◆ Listing ◆
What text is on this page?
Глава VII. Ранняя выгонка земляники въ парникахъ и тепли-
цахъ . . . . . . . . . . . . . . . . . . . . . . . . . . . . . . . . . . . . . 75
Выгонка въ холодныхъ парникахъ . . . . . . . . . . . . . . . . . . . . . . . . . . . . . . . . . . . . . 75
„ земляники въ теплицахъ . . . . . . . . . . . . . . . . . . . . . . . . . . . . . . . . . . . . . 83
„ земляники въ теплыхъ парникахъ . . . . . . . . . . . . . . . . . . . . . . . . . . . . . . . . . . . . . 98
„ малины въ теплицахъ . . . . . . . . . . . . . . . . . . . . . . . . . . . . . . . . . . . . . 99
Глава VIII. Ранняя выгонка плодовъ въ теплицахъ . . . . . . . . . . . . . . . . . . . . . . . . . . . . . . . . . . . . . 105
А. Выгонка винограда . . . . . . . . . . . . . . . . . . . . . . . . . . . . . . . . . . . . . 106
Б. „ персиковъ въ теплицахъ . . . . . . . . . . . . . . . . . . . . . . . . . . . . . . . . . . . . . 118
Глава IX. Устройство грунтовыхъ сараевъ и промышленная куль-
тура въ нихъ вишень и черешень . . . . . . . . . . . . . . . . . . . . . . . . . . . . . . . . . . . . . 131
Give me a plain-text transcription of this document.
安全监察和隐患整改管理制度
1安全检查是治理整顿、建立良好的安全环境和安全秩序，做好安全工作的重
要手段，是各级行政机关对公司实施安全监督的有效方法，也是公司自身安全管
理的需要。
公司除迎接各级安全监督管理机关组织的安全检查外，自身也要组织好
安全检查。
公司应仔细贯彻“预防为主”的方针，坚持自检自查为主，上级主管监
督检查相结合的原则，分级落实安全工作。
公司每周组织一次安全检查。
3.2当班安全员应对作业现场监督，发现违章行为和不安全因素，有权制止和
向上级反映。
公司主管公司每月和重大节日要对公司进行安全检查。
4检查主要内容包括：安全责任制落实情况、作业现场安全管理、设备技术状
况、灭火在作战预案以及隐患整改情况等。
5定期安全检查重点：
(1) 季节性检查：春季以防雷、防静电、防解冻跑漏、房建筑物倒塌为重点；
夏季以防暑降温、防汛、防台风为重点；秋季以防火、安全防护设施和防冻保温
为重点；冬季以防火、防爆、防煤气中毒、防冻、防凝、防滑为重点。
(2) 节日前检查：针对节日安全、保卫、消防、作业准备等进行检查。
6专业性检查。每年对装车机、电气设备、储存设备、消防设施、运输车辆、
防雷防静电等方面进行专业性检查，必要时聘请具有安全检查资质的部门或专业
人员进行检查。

◆ What is required ◆
In the records above, locate each line with the word "теплицахъ". Copy all such lines.

◆ Result for this exercise ◆
„ земляники въ теплицахъ . . . . . . . . . . . . . . . . . . . . . . . . . . . . . . . . . . . . . 83
„ малины въ теплицахъ . . . . . . . . . . . . . . . . . . . . . . . . . . . . . . . . . . . . . 99
Глава VIII. Ранняя выгонка плодовъ въ теплицахъ . . . . . . . . . . . . . . . . . . . . . . . . . . . . . . . . . . . . . 105
Б. „ персиковъ въ теплицахъ . . . . . . . . . . . . . . . . . . . . . . . . . . . . . . . . . . . . . 118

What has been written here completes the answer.